The problem: Your task is to copy the listing exactly. Drop any pictures from the copy.

-*-*-

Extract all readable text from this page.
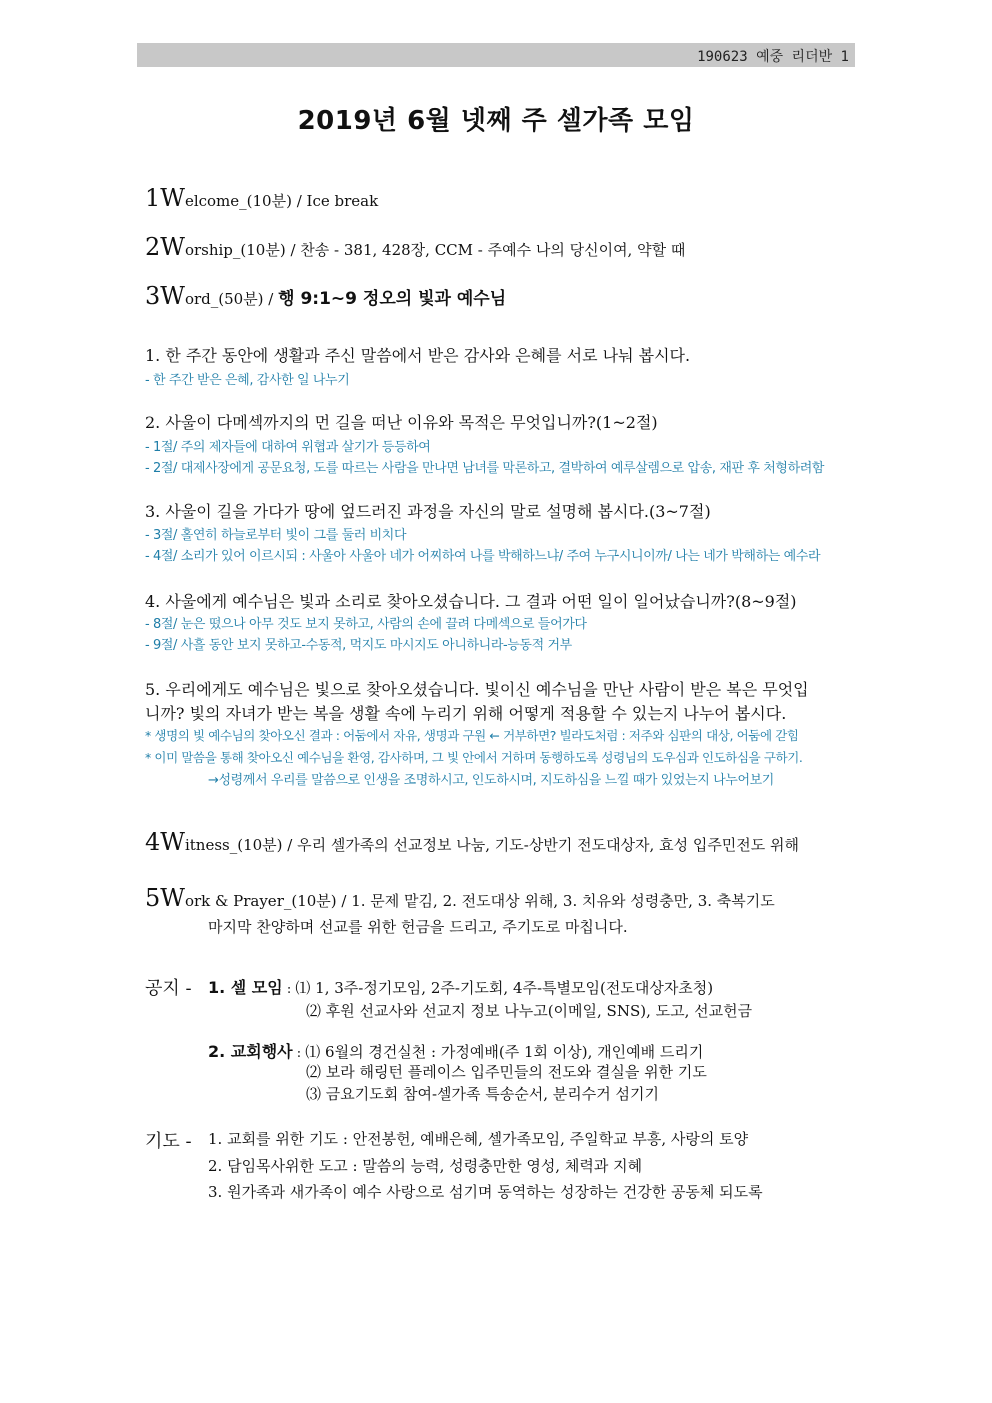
190623 예중 리더반 1
2019년 6월 넷째 주 셀가족 모임
1Welcome_(10분) / Ice break
2Worship_(10분) / 찬송 - 381, 428장, CCM - 주예수 나의 당신이여, 약할 때
3Word_(50분) / 행 9:1~9 정오의 빛과 예수님
1. 한 주간 동안에 생활과 주신 말씀에서 받은 감사와 은혜를 서로 나눠 봅시다.
- 한 주간 받은 은혜, 감사한 일 나누기
2. 사울이 다메섹까지의 먼 길을 떠난 이유와 목적은 무엇입니까?(1~2절)
- 1절/ 주의 제자들에 대하여 위협과 살기가 등등하여
- 2절/ 대제사장에게 공문요청, 도를 따르는 사람을 만나면 남녀를 막론하고, 결박하여 예루살렘으로 압송, 재판 후 처형하려함
3. 사울이 길을 가다가 땅에 엎드러진 과정을 자신의 말로 설명해 봅시다.(3~7절)
- 3절/ 홀연히 하늘로부터 빛이 그를 둘러 비치다
- 4절/ 소리가 있어 이르시되 : 사울아 사울아 네가 어찌하여 나를 박해하느냐/ 주여 누구시니이까/ 나는 네가 박해하는 예수라
4. 사울에게 예수님은 빛과 소리로 찾아오셨습니다. 그 결과 어떤 일이 일어났습니까?(8~9절)
- 8절/ 눈은 떴으나 아무 것도 보지 못하고, 사람의 손에 끌려 다메섹으로 들어가다
- 9절/ 사흘 동안 보지 못하고-수동적, 먹지도 마시지도 아니하니라-능동적 거부
5. 우리에게도 예수님은 빛으로 찾아오셨습니다. 빛이신 예수님을 만난 사람이 받은 복은 무엇입
니까? 빛의 자녀가 받는 복을 생활 속에 누리기 위해 어떻게 적용할 수 있는지 나누어 봅시다.
* 생명의 빛 예수님의 찾아오신 결과 : 어둠에서 자유, 생명과 구원 ← 거부하면? 빌라도처럼 : 저주와 심판의 대상, 어둠에 갇힘
* 이미 말씀을 통해 찾아오신 예수님을 환영, 감사하며, 그 빛 안에서 거하며 동행하도록 성령님의 도우심과 인도하심을 구하기.
→성령께서 우리를 말씀으로 인생을 조명하시고, 인도하시며, 지도하심을 느낄 때가 있었는지 나누어보기
4Witness_(10분) / 우리 셀가족의 선교정보 나눔, 기도-상반기 전도대상자, 효성 입주민전도 위해
5Work & Prayer_(10분) / 1. 문제 맡김, 2. 전도대상 위해, 3. 치유와 성령충만, 3. 축복기도
마지막 찬양하며 선교를 위한 헌금을 드리고, 주기도로 마칩니다.
공지 - 1. 셀 모임 : ⑴ 1, 3주-정기모임, 2주-기도회, 4주-특별모임(전도대상자초청)
⑵ 후원 선교사와 선교지 정보 나누고(이메일, SNS), 도고, 선교헌금
2. 교회행사 : ⑴ 6월의 경건실천 : 가정예배(주 1회 이상), 개인예배 드리기
⑵ 보라 해링턴 플레이스 입주민들의 전도와 결실을 위한 기도
⑶ 금요기도회 참여-셀가족 특송순서, 분리수거 섬기기
기도 - 1. 교회를 위한 기도 : 안전봉헌, 예배은혜, 셀가족모임, 주일학교 부흥, 사랑의 토양
2. 담임목사위한 도고 : 말씀의 능력, 성령충만한 영성, 체력과 지혜
3. 원가족과 새가족이 예수 사랑으로 섬기며 동역하는 성장하는 건강한 공동체 되도록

-*-*-

Solution:
Extract all readable text from this page.
190623 예중 리더반 1
2019년 6월 넷째 주 셀가족 모임
1Welcome_(10분) / Ice break
2Worship_(10분) / 찬송 - 381, 428장, CCM - 주예수 나의 당신이여, 약할 때
3Word_(50분) / 행 9:1~9 정오의 빛과 예수님
1. 한 주간 동안에 생활과 주신 말씀에서 받은 감사와 은혜를 서로 나눠 봅시다.
- 한 주간 받은 은혜, 감사한 일 나누기
2. 사울이 다메섹까지의 먼 길을 떠난 이유와 목적은 무엇입니까?(1~2절)
- 1절/ 주의 제자들에 대하여 위협과 살기가 등등하여
- 2절/ 대제사장에게 공문요청, 도를 따르는 사람을 만나면 남녀를 막론하고, 결박하여 예루살렘으로 압송, 재판 후 처형하려함
3. 사울이 길을 가다가 땅에 엎드러진 과정을 자신의 말로 설명해 봅시다.(3~7절)
- 3절/ 홀연히 하늘로부터 빛이 그를 둘러 비치다
- 4절/ 소리가 있어 이르시되 : 사울아 사울아 네가 어찌하여 나를 박해하느냐/ 주여 누구시니이까/ 나는 네가 박해하는 예수라
4. 사울에게 예수님은 빛과 소리로 찾아오셨습니다. 그 결과 어떤 일이 일어났습니까?(8~9절)
- 8절/ 눈은 떴으나 아무 것도 보지 못하고, 사람의 손에 끌려 다메섹으로 들어가다
- 9절/ 사흘 동안 보지 못하고-수동적, 먹지도 마시지도 아니하니라-능동적 거부
5. 우리에게도 예수님은 빛으로 찾아오셨습니다. 빛이신 예수님을 만난 사람이 받은 복은 무엇입
니까? 빛의 자녀가 받는 복을 생활 속에 누리기 위해 어떻게 적용할 수 있는지 나누어 봅시다.
* 생명의 빛 예수님의 찾아오신 결과 : 어둠에서 자유, 생명과 구원 ← 거부하면? 빌라도처럼 : 저주와 심판의 대상, 어둠에 갇힘
* 이미 말씀을 통해 찾아오신 예수님을 환영, 감사하며, 그 빛 안에서 거하며 동행하도록 성령님의 도우심과 인도하심을 구하기.
→성령께서 우리를 말씀으로 인생을 조명하시고, 인도하시며, 지도하심을 느낄 때가 있었는지 나누어보기
4Witness_(10분) / 우리 셀가족의 선교정보 나눔, 기도-상반기 전도대상자, 효성 입주민전도 위해
5Work & Prayer_(10분) / 1. 문제 맡김, 2. 전도대상 위해, 3. 치유와 성령충만, 3. 축복기도
마지막 찬양하며 선교를 위한 헌금을 드리고, 주기도로 마칩니다.
공지 - 1. 셀 모임 : ⑴ 1, 3주-정기모임, 2주-기도회, 4주-특별모임(전도대상자초청)
⑵ 후원 선교사와 선교지 정보 나누고(이메일, SNS), 도고, 선교헌금
2. 교회행사 : ⑴ 6월의 경건실천 : 가정예배(주 1회 이상), 개인예배 드리기
⑵ 보라 해링턴 플레이스 입주민들의 전도와 결실을 위한 기도
⑶ 금요기도회 참여-셀가족 특송순서, 분리수거 섬기기
기도 - 1. 교회를 위한 기도 : 안전봉헌, 예배은혜, 셀가족모임, 주일학교 부흥, 사랑의 토양
2. 담임목사위한 도고 : 말씀의 능력, 성령충만한 영성, 체력과 지혜
3. 원가족과 새가족이 예수 사랑으로 섬기며 동역하는 성장하는 건강한 공동체 되도록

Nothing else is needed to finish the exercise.